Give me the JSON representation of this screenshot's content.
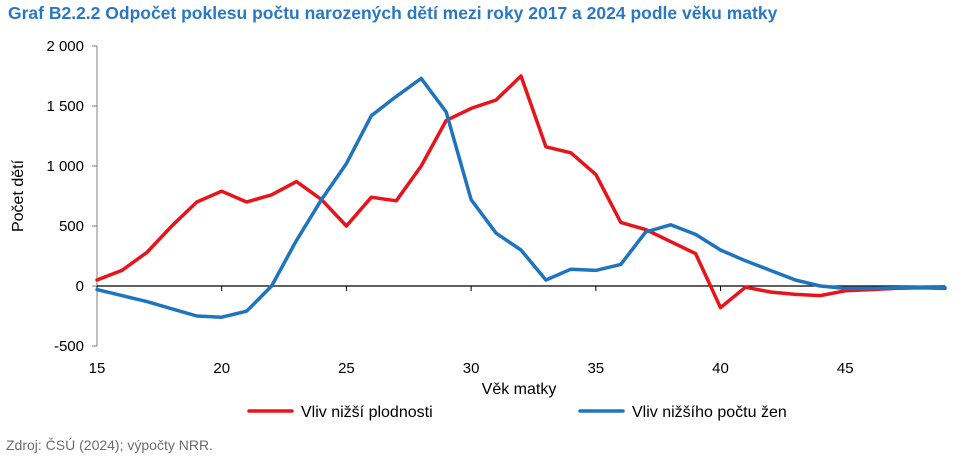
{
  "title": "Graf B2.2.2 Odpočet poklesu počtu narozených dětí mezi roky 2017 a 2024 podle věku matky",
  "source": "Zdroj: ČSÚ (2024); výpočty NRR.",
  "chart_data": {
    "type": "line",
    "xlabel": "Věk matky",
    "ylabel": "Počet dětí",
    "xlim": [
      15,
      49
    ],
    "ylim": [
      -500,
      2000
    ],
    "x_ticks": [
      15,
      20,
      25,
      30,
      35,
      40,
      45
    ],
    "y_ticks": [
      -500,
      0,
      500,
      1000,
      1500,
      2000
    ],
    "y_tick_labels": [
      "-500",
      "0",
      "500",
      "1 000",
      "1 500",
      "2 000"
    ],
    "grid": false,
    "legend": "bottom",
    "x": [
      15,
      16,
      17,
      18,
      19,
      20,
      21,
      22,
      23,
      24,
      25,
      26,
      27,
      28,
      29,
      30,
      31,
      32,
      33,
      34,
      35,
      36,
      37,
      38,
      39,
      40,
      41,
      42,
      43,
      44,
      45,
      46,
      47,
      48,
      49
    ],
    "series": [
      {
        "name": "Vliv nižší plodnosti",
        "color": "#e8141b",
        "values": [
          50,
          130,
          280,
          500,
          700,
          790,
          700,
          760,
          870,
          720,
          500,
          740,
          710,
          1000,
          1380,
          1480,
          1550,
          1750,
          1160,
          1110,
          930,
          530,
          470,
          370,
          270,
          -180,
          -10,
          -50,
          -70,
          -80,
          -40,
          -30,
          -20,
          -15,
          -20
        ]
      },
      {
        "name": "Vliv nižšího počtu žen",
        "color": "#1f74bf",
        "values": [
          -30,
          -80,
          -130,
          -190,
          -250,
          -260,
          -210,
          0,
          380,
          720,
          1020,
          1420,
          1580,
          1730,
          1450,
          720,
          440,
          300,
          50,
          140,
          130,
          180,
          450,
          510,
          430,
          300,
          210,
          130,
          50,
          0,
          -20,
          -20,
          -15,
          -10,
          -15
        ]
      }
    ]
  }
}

**********

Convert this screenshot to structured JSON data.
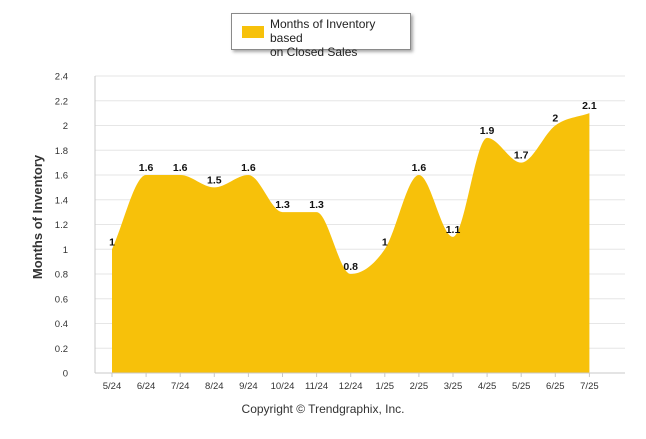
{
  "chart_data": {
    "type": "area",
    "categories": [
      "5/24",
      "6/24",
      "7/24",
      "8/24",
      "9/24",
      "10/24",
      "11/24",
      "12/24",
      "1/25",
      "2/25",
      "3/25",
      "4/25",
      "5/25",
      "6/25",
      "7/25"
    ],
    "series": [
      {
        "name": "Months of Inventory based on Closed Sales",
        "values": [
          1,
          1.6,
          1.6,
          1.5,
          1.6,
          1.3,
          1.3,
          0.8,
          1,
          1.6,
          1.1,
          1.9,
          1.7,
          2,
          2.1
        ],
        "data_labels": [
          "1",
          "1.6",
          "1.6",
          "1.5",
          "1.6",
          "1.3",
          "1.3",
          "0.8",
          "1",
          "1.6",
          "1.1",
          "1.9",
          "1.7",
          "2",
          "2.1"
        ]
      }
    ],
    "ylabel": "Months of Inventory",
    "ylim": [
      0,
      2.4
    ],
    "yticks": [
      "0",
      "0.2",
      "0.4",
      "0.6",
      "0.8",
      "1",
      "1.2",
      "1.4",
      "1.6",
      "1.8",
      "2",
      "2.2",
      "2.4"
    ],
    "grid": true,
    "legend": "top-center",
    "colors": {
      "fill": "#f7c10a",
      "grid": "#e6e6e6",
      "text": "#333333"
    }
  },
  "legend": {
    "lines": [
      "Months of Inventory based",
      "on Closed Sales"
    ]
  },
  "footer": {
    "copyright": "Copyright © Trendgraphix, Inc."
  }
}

**********

> _WHAT NEEDS TO BE DONE_
Only the number is required: the count of lines containing the word "name".

> _WRITTEN SOLUTION_
3